> _STATED PROBLEM_: Go through the data below line by line and count those containing the word "中国石油长庆油田分公司苏里格气田研究中心". Reply with the count only.

> _MATERIAL SHOWN_:
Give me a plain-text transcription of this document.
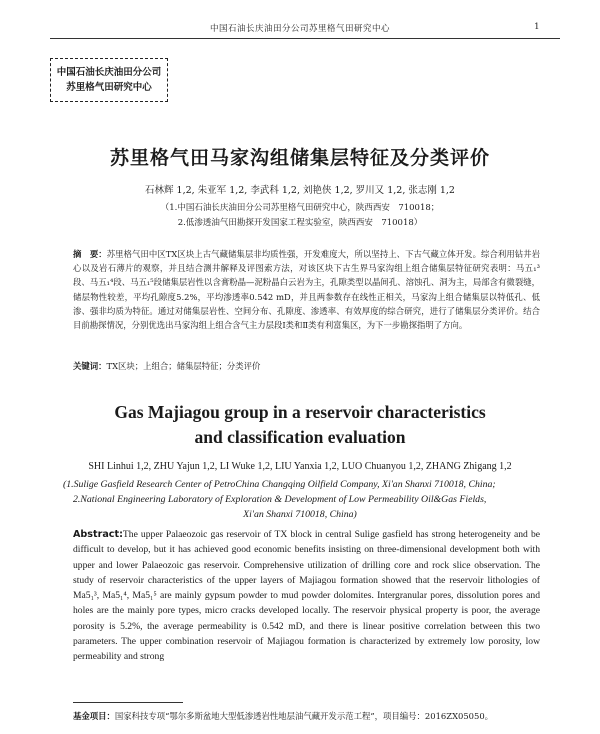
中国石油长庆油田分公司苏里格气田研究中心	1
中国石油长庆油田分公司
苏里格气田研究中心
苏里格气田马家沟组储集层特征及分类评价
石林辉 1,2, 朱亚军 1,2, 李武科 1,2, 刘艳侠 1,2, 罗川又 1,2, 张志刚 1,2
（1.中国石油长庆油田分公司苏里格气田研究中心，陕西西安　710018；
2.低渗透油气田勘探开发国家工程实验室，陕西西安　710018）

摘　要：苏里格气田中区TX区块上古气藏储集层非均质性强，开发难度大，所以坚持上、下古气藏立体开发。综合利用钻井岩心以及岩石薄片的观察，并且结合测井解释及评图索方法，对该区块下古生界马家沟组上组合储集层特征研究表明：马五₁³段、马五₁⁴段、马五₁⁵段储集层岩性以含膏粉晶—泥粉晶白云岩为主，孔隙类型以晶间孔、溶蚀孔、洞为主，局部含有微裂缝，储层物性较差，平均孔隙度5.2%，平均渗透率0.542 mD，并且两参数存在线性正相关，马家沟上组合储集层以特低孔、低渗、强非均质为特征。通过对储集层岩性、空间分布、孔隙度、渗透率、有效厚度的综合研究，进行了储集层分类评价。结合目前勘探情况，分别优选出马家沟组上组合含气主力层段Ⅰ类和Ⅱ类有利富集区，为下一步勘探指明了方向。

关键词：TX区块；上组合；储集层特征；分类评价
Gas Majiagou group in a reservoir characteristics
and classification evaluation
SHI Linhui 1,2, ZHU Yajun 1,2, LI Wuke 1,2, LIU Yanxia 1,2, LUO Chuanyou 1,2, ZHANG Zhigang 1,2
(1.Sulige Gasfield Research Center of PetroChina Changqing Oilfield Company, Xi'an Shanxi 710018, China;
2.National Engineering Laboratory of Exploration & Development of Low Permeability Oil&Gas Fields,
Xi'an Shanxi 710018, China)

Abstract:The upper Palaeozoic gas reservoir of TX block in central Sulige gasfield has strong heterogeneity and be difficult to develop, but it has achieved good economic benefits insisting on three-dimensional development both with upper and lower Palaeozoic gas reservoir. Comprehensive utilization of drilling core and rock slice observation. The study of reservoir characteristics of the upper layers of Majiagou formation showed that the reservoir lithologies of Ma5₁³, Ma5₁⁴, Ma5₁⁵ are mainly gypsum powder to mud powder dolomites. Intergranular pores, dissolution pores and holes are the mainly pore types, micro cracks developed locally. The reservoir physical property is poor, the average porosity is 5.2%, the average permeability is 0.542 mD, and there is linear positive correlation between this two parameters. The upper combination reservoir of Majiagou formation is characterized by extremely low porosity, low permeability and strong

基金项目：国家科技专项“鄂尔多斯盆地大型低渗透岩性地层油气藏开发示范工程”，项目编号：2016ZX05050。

==

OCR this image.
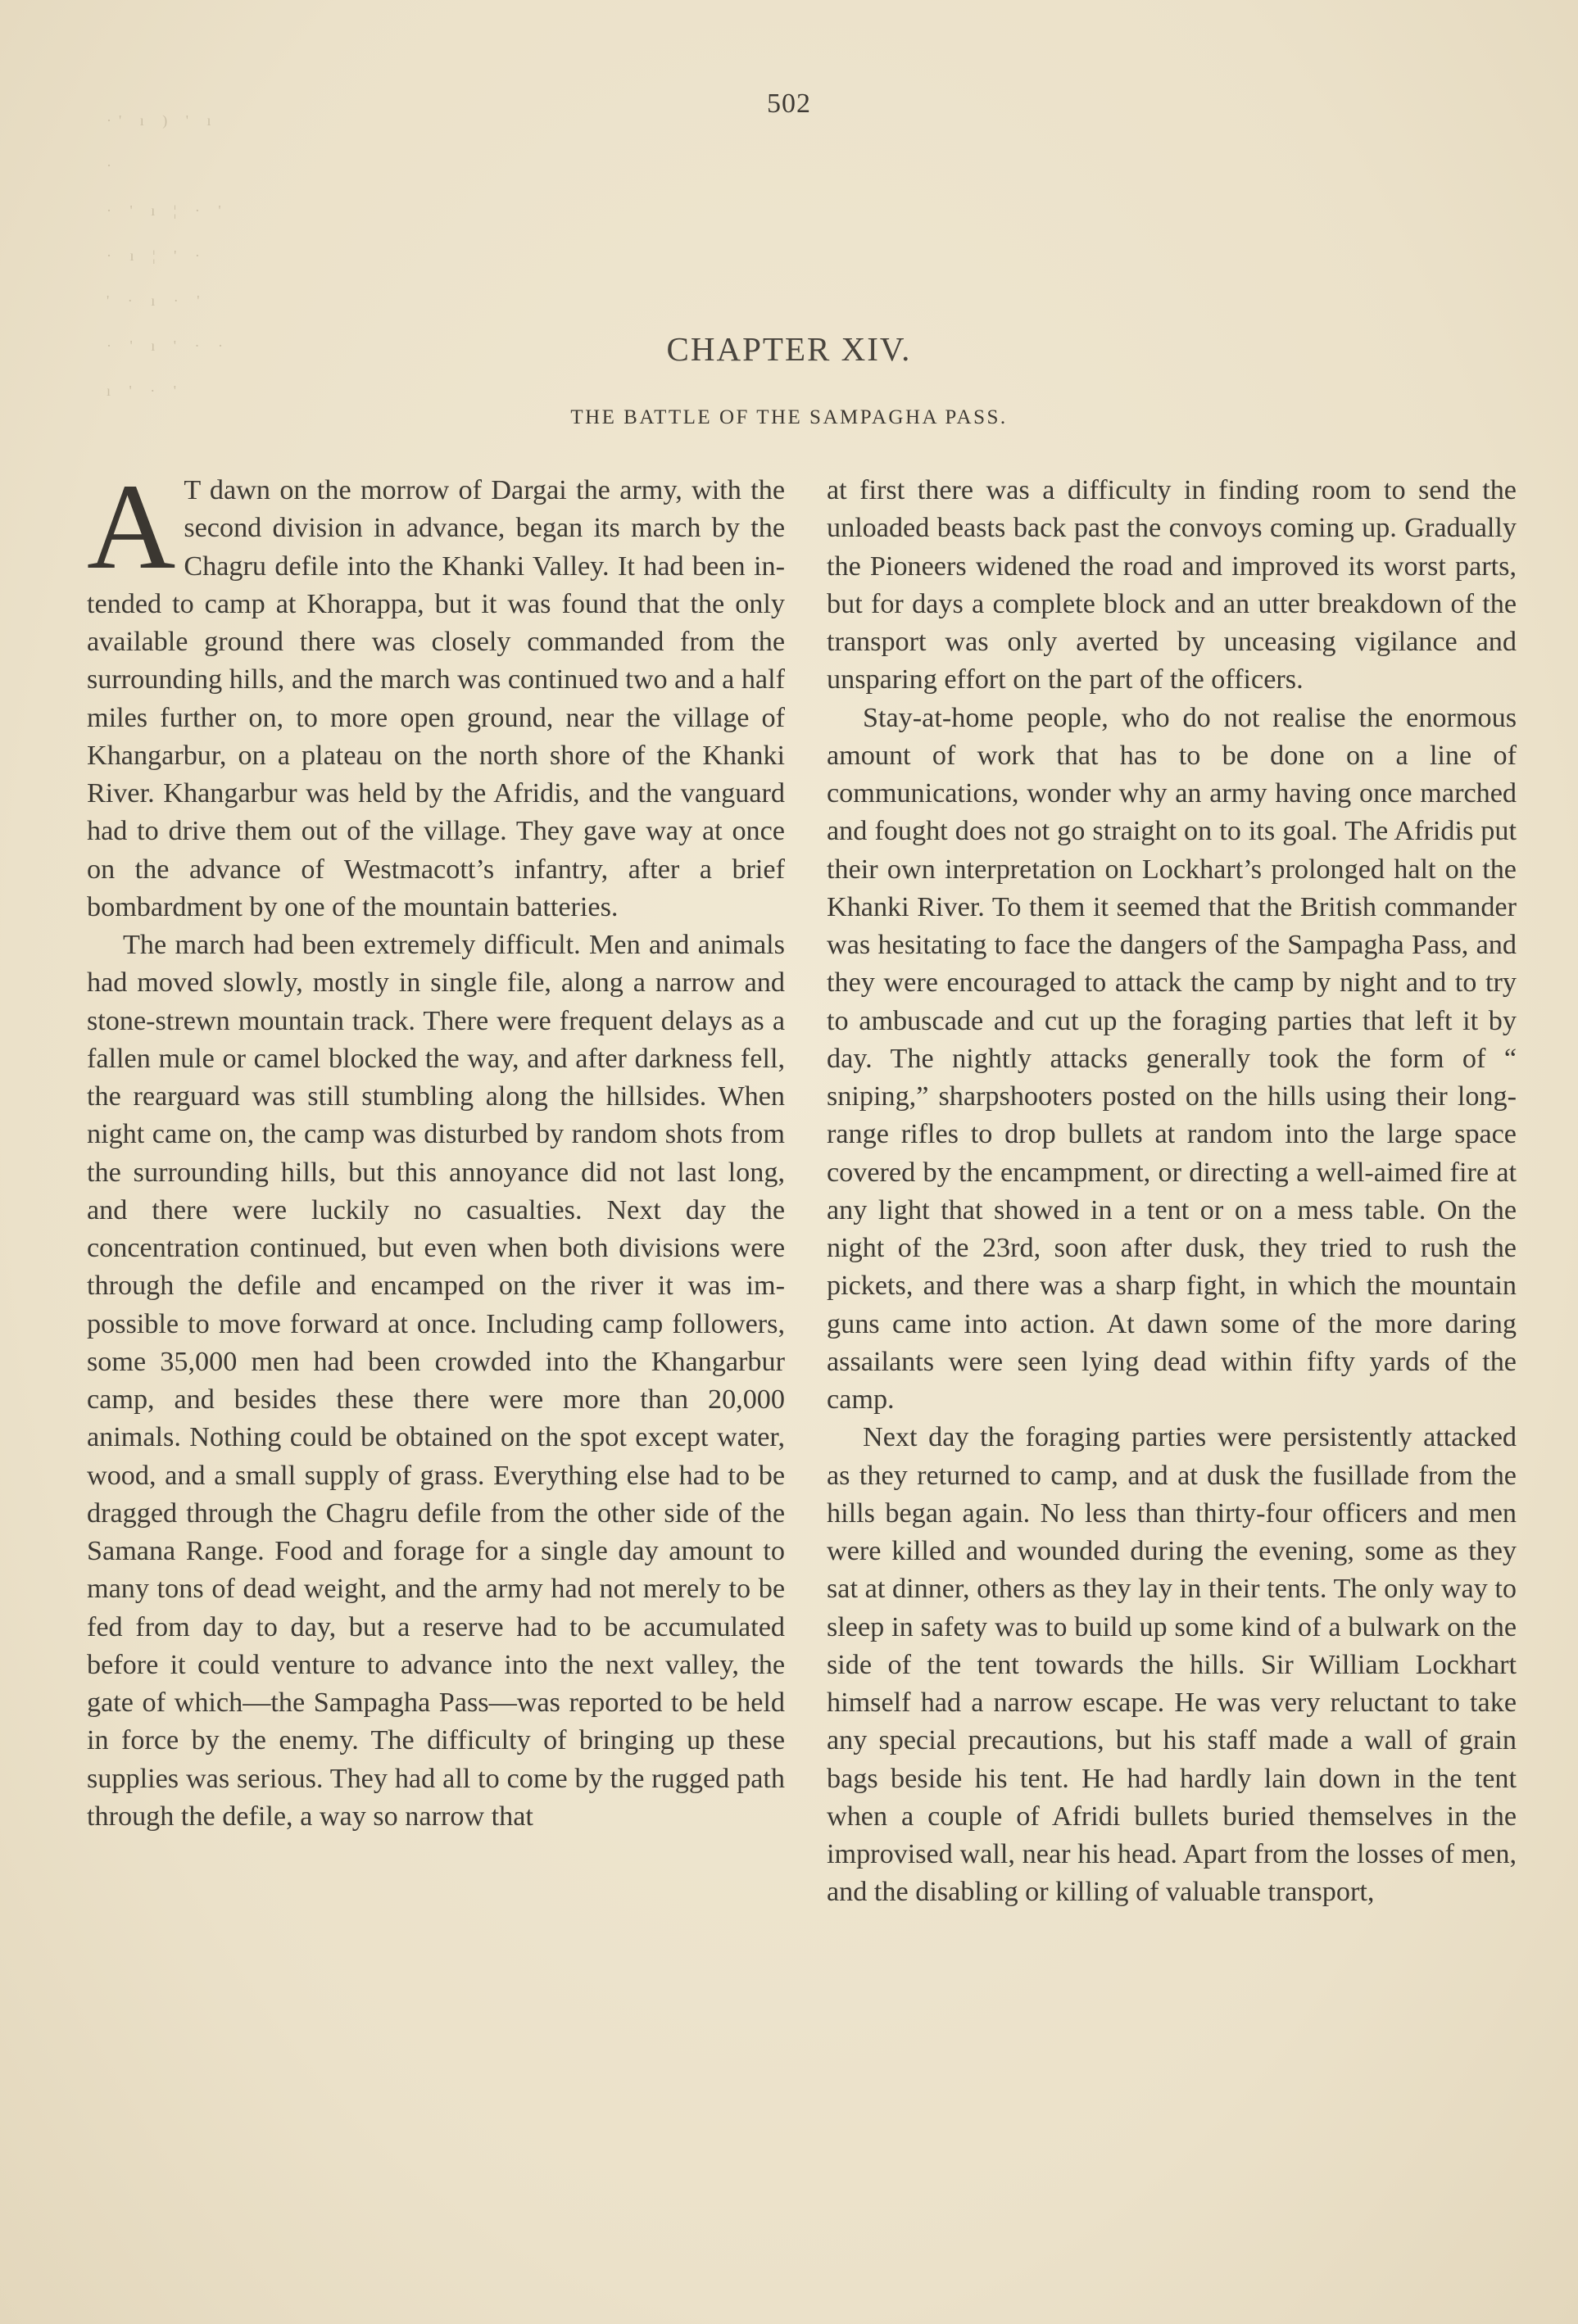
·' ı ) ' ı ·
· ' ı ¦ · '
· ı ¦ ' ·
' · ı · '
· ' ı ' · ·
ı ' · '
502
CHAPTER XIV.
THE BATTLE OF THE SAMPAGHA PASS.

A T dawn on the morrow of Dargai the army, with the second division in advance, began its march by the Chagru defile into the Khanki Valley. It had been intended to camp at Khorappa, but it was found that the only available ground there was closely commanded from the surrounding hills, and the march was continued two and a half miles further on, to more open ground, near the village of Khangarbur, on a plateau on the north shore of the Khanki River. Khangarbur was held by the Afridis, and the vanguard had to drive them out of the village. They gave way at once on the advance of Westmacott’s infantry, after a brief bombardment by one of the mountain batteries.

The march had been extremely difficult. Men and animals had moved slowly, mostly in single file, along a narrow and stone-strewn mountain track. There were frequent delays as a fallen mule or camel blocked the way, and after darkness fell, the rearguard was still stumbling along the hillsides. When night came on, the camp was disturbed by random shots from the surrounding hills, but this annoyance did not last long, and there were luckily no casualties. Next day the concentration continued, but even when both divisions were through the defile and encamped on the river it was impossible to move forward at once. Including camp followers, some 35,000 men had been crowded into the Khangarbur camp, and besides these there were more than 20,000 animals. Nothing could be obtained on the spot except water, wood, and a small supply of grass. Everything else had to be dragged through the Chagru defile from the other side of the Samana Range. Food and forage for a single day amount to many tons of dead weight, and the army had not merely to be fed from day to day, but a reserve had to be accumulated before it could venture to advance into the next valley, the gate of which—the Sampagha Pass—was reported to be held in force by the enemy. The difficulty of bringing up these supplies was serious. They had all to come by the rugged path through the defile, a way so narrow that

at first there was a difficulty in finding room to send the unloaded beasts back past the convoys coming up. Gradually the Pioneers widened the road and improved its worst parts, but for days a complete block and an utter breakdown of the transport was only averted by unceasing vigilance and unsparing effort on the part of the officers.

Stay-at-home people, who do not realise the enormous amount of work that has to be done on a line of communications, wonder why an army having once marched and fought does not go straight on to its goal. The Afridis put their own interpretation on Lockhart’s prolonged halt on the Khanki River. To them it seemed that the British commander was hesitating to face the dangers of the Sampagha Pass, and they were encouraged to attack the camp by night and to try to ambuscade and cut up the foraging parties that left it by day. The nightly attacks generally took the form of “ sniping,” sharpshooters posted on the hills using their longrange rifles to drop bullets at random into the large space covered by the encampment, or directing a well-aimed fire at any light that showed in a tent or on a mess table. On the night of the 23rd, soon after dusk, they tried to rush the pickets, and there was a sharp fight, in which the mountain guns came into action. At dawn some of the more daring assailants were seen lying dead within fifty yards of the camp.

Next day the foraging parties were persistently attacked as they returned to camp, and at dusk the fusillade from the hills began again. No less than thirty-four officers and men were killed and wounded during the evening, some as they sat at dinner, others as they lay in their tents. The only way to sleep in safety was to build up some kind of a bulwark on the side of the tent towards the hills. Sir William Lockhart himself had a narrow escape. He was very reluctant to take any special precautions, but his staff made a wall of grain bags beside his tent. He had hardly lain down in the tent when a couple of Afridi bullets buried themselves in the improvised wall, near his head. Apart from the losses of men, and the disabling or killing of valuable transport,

==

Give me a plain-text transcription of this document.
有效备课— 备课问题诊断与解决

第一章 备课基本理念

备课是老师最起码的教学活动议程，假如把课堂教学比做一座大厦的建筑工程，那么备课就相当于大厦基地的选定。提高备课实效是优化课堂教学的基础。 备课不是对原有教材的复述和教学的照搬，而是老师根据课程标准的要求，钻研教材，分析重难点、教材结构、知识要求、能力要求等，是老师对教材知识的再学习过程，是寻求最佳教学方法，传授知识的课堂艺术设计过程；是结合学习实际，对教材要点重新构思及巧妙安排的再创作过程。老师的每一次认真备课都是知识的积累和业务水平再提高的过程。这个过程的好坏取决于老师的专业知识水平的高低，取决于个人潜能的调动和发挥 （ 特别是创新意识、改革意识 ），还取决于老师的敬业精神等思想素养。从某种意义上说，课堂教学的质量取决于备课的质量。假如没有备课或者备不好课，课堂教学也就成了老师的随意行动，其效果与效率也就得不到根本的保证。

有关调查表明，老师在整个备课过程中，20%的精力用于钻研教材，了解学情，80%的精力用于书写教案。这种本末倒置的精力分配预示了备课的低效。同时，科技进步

> _CORRECT OUTPUT_: 2